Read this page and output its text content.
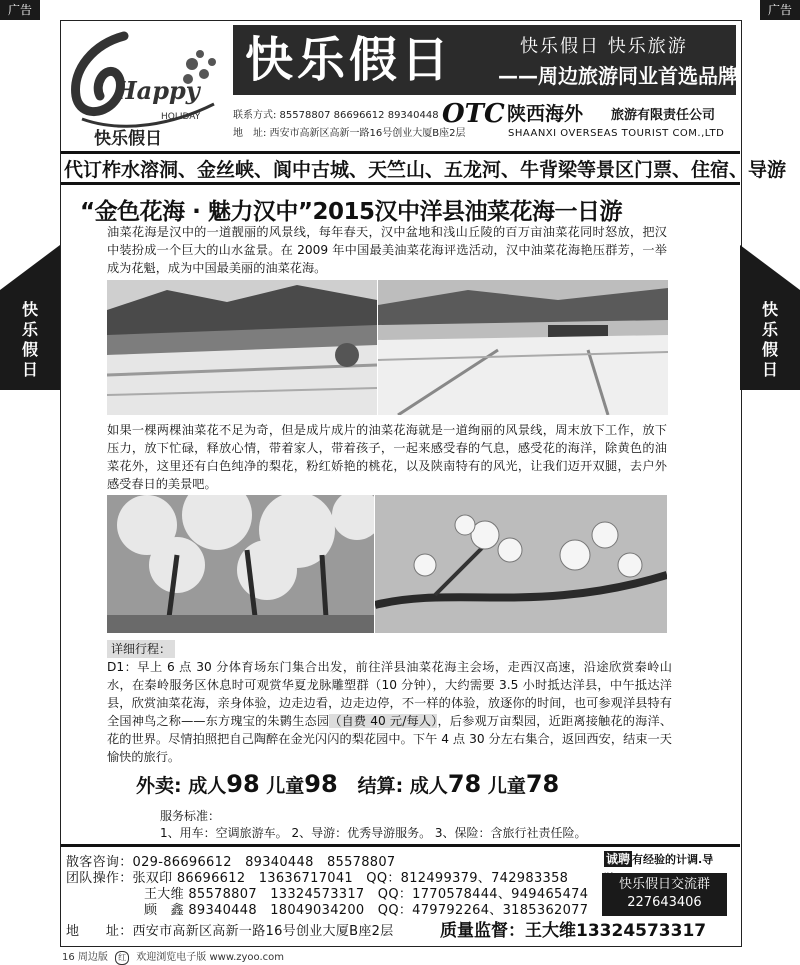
广告	广告
快
乐
假
日
快
乐
假
日
Happy
HOLIDAY
快乐假日
快乐假日	快乐假日 快乐旅游
——周边旅游同业首选品牌
联系方式: 85578807 86696612 89340448
地　址: 西安市高新区高新一路16号创业大厦B座2层
OTC 陕西海外 旅游有限责任公司
SHAANXI OVERSEAS TOURIST COM.,LTD
代订柞水溶洞、金丝峡、阆中古城、天竺山、五龙河、牛背梁等景区门票、住宿、导游
“金色花海 · 魅力汉中”2015汉中洋县油菜花海一日游
油菜花海是汉中的一道靓丽的风景线，每年春天，汉中盆地和浅山丘陵的百万亩油菜花同时怒放，把汉中装扮成一个巨大的山水盆景。在 2009 年中国最美油菜花海评选活动，汉中油菜花海艳压群芳，一举成为花魁，成为中国最美丽的油菜花海。
如果一棵两棵油菜花不足为奇，但是成片成片的油菜花海就是一道绚丽的风景线，周末放下工作，放下压力，放下忙碌，释放心情，带着家人，带着孩子，一起来感受春的气息，感受花的海洋，除黄色的油菜花外，这里还有白色纯净的梨花，粉红娇艳的桃花，以及陕南特有的风光，让我们迈开双腿，去户外感受春日的美景吧。
详细行程：
D1：早上 6 点 30 分体育场东门集合出发，前往洋县油菜花海主会场，走西汉高速，沿途欣赏秦岭山水，在秦岭服务区休息时可观赏华夏龙脉雕塑群（10 分钟），大约需要 3.5 小时抵达洋县，中午抵达洋县，欣赏油菜花海，亲身体验，边走边看，边走边停，不一样的体验，放逐你的时间，也可参观洋县特有全国神鸟之称——东方瑰宝的朱鹮生态园（自费 40 元/每人），后参观万亩梨园，近距离接触花的海洋、花的世界。尽情拍照把自己陶醉在金光闪闪的梨花园中。下午 4 点 30 分左右集合，返回西安，结束一天愉快的旅行。
外卖: 成人98 儿童98 结算: 成人78 儿童78
服务标准：
1、用车：空调旅游车。 2、导游：优秀导游服务。 3、保险：含旅行社责任险。
散客咨询：029-86696612　89340448　85578807
团队操作：张双印 86696612　13636717041　QQ：812499379、742983358
王大维 85578807　13324573317　QQ：1770578444、949465474
顾　鑫 89340448　18049034200　QQ：479792264、3185362077
地　　址：西安市高新区高新一路16号创业大厦B座2层
诚聘 有经验的计调.导
快乐假日交流群
227643406
质量监督：王大维13324573317
16 周边版 红 欢迎浏览电子版 www.zyoo.com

Directions »
Leave the pictures out and reproduce all of the records exactly.

Solution for this exercise »
Read this page and output its text content.
广告	广告
快
乐
假
日
快
乐
假
日
Happy
HOLIDAY
快乐假日
快乐假日	快乐假日 快乐旅游
——周边旅游同业首选品牌
联系方式: 85578807 86696612 89340448
地　址: 西安市高新区高新一路16号创业大厦B座2层
OTC 陕西海外 旅游有限责任公司
SHAANXI OVERSEAS TOURIST COM.,LTD
代订柞水溶洞、金丝峡、阆中古城、天竺山、五龙河、牛背梁等景区门票、住宿、导游
“金色花海 · 魅力汉中”2015汉中洋县油菜花海一日游
油菜花海是汉中的一道靓丽的风景线，每年春天，汉中盆地和浅山丘陵的百万亩油菜花同时怒放，把汉中装扮成一个巨大的山水盆景。在 2009 年中国最美油菜花海评选活动，汉中油菜花海艳压群芳，一举成为花魁，成为中国最美丽的油菜花海。
如果一棵两棵油菜花不足为奇，但是成片成片的油菜花海就是一道绚丽的风景线，周末放下工作，放下压力，放下忙碌，释放心情，带着家人，带着孩子，一起来感受春的气息，感受花的海洋，除黄色的油菜花外，这里还有白色纯净的梨花，粉红娇艳的桃花，以及陕南特有的风光，让我们迈开双腿，去户外感受春日的美景吧。
详细行程：
D1：早上 6 点 30 分体育场东门集合出发，前往洋县油菜花海主会场，走西汉高速，沿途欣赏秦岭山水，在秦岭服务区休息时可观赏华夏龙脉雕塑群（10 分钟），大约需要 3.5 小时抵达洋县，中午抵达洋县，欣赏油菜花海，亲身体验，边走边看，边走边停，不一样的体验，放逐你的时间，也可参观洋县特有全国神鸟之称——东方瑰宝的朱鹮生态园（自费 40 元/每人），后参观万亩梨园，近距离接触花的海洋、花的世界。尽情拍照把自己陶醉在金光闪闪的梨花园中。下午 4 点 30 分左右集合，返回西安，结束一天愉快的旅行。
外卖: 成人98 儿童98 结算: 成人78 儿童78
服务标准：
1、用车：空调旅游车。 2、导游：优秀导游服务。 3、保险：含旅行社责任险。
散客咨询：029-86696612　89340448　85578807
团队操作：张双印 86696612　13636717041　QQ：812499379、742983358
王大维 85578807　13324573317　QQ：1770578444、949465474
顾　鑫 89340448　18049034200　QQ：479792264、3185362077
地　　址：西安市高新区高新一路16号创业大厦B座2层
诚聘 有经验的计调.导
快乐假日交流群
227643406
质量监督：王大维13324573317
16 周边版 红 欢迎浏览电子版 www.zyoo.com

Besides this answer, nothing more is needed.